## The exercise
Retype the whole listing verbatim and keep the pictures out of it.

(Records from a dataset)

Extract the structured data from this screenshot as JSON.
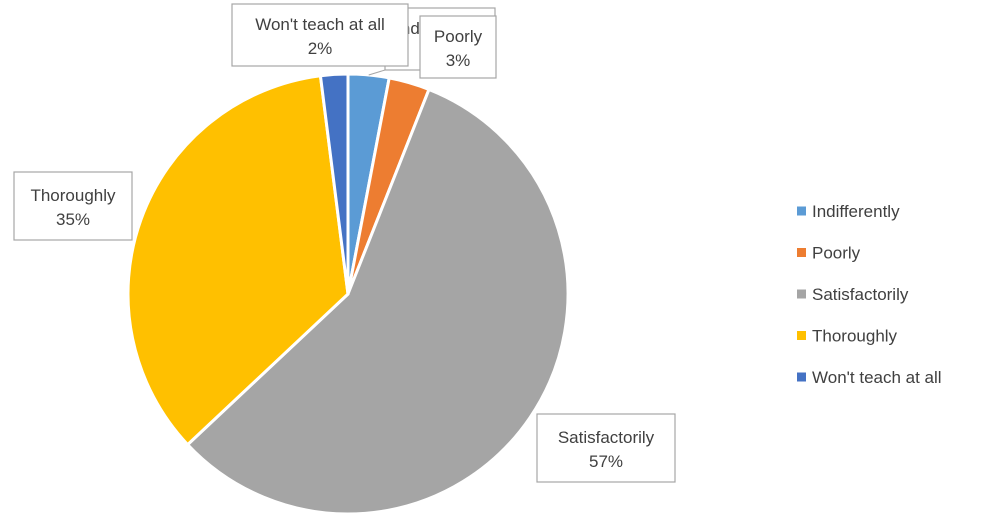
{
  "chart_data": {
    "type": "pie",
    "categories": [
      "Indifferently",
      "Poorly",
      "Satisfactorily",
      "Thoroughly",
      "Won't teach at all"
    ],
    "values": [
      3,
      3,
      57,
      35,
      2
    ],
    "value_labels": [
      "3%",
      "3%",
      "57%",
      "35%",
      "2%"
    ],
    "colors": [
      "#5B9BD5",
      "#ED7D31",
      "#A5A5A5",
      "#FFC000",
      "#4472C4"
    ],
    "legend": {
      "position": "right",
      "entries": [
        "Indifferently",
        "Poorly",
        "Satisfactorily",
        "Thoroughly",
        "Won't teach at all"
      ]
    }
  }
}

## The solution
Extract the structured data from this screenshot as JSON.
{
  "chart_data": {
    "type": "pie",
    "categories": [
      "Indifferently",
      "Poorly",
      "Satisfactorily",
      "Thoroughly",
      "Won't teach at all"
    ],
    "values": [
      3,
      3,
      57,
      35,
      2
    ],
    "value_labels": [
      "3%",
      "3%",
      "57%",
      "35%",
      "2%"
    ],
    "colors": [
      "#5B9BD5",
      "#ED7D31",
      "#A5A5A5",
      "#FFC000",
      "#4472C4"
    ],
    "legend": {
      "position": "right",
      "entries": [
        "Indifferently",
        "Poorly",
        "Satisfactorily",
        "Thoroughly",
        "Won't teach at all"
      ]
    }
  }
}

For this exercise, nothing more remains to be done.